▶ _Exercise aim_:
Do not include the pictures; repeat the rest of the data exactly.

▶ _Provided records_:
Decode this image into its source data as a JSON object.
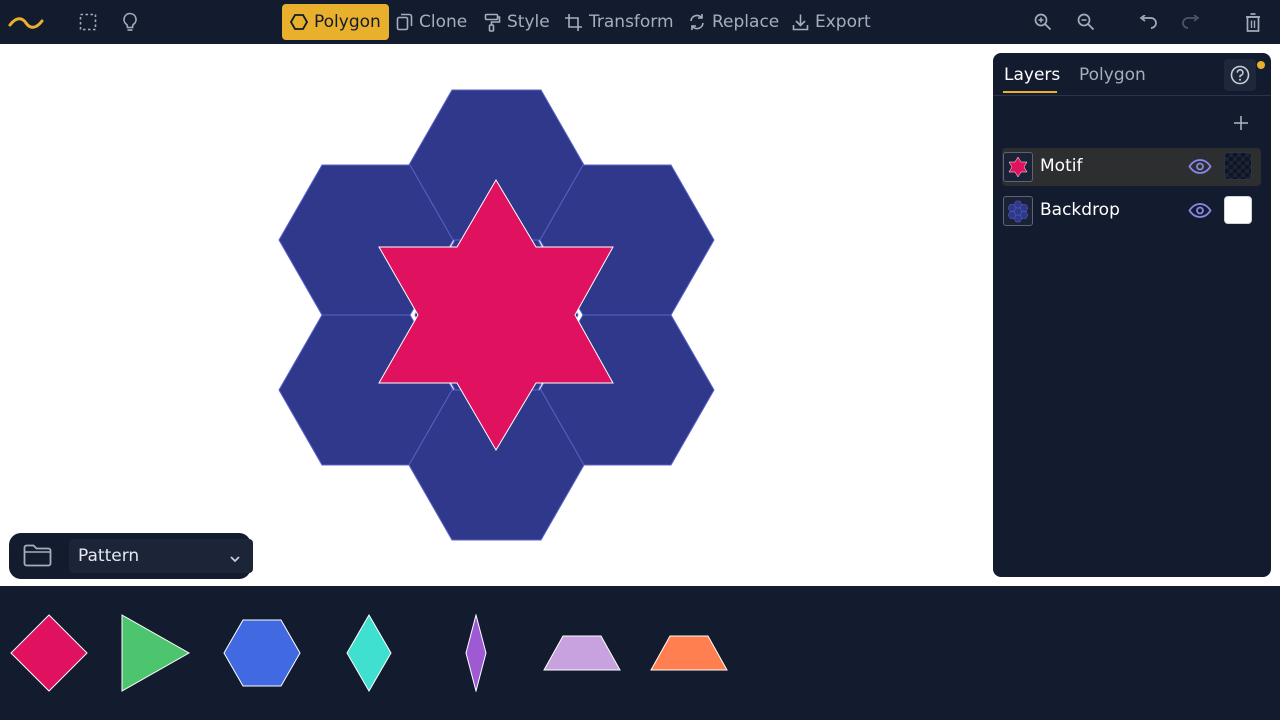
{
  "toolbar": {
    "left_icons": [
      "logo-wave-icon",
      "marquee-select-icon",
      "lightbulb-icon"
    ],
    "tools": [
      {
        "label": "Polygon",
        "icon": "hexagon-outline-icon",
        "active": true
      },
      {
        "label": "Clone",
        "icon": "clone-icon",
        "active": false
      },
      {
        "label": "Style",
        "icon": "paint-roller-icon",
        "active": false
      },
      {
        "label": "Transform",
        "icon": "transform-icon",
        "active": false
      },
      {
        "label": "Replace",
        "icon": "replace-icon",
        "active": false
      },
      {
        "label": "Export",
        "icon": "download-icon",
        "active": false
      }
    ],
    "right_icons": [
      "zoom-in-icon",
      "zoom-out-icon",
      "undo-icon",
      "redo-icon",
      "trash-icon"
    ],
    "accent_color": "#e8b02c"
  },
  "canvas": {
    "background": "#ffffff",
    "hexagon_color": "#2f388a",
    "star_color": "#e0115f"
  },
  "collection": {
    "icon": "folder-icon",
    "selected": "Pattern"
  },
  "layers_panel": {
    "tabs": [
      {
        "label": "Layers",
        "active": true
      },
      {
        "label": "Polygon",
        "active": false
      }
    ],
    "help_icon": "help-circle-icon",
    "add_icon": "plus-icon",
    "layers": [
      {
        "name": "Motif",
        "thumb": "star-thumb-icon",
        "visible": true,
        "selected": true,
        "background": "transparent"
      },
      {
        "name": "Backdrop",
        "thumb": "hexagon-cluster-thumb-icon",
        "visible": true,
        "selected": false,
        "background": "#ffffff"
      }
    ]
  },
  "tray": {
    "shapes": [
      {
        "name": "square",
        "color": "#e0115f"
      },
      {
        "name": "triangle",
        "color": "#4cc56e"
      },
      {
        "name": "hexagon",
        "color": "#4169e1"
      },
      {
        "name": "wide-rhombus",
        "color": "#40e0d0"
      },
      {
        "name": "thin-rhombus",
        "color": "#9d5ad2"
      },
      {
        "name": "wide-trapezoid",
        "color": "#c8a2df"
      },
      {
        "name": "trapezoid",
        "color": "#ff7f50"
      }
    ]
  }
}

▶ _Task result_:
Decode this image into its source data as a JSON object.
{
  "toolbar": {
    "left_icons": [
      "logo-wave-icon",
      "marquee-select-icon",
      "lightbulb-icon"
    ],
    "tools": [
      {
        "label": "Polygon",
        "icon": "hexagon-outline-icon",
        "active": true
      },
      {
        "label": "Clone",
        "icon": "clone-icon",
        "active": false
      },
      {
        "label": "Style",
        "icon": "paint-roller-icon",
        "active": false
      },
      {
        "label": "Transform",
        "icon": "transform-icon",
        "active": false
      },
      {
        "label": "Replace",
        "icon": "replace-icon",
        "active": false
      },
      {
        "label": "Export",
        "icon": "download-icon",
        "active": false
      }
    ],
    "right_icons": [
      "zoom-in-icon",
      "zoom-out-icon",
      "undo-icon",
      "redo-icon",
      "trash-icon"
    ],
    "accent_color": "#e8b02c"
  },
  "canvas": {
    "background": "#ffffff",
    "hexagon_color": "#2f388a",
    "star_color": "#e0115f"
  },
  "collection": {
    "icon": "folder-icon",
    "selected": "Pattern"
  },
  "layers_panel": {
    "tabs": [
      {
        "label": "Layers",
        "active": true
      },
      {
        "label": "Polygon",
        "active": false
      }
    ],
    "help_icon": "help-circle-icon",
    "add_icon": "plus-icon",
    "layers": [
      {
        "name": "Motif",
        "thumb": "star-thumb-icon",
        "visible": true,
        "selected": true,
        "background": "transparent"
      },
      {
        "name": "Backdrop",
        "thumb": "hexagon-cluster-thumb-icon",
        "visible": true,
        "selected": false,
        "background": "#ffffff"
      }
    ]
  },
  "tray": {
    "shapes": [
      {
        "name": "square",
        "color": "#e0115f"
      },
      {
        "name": "triangle",
        "color": "#4cc56e"
      },
      {
        "name": "hexagon",
        "color": "#4169e1"
      },
      {
        "name": "wide-rhombus",
        "color": "#40e0d0"
      },
      {
        "name": "thin-rhombus",
        "color": "#9d5ad2"
      },
      {
        "name": "wide-trapezoid",
        "color": "#c8a2df"
      },
      {
        "name": "trapezoid",
        "color": "#ff7f50"
      }
    ]
  }
}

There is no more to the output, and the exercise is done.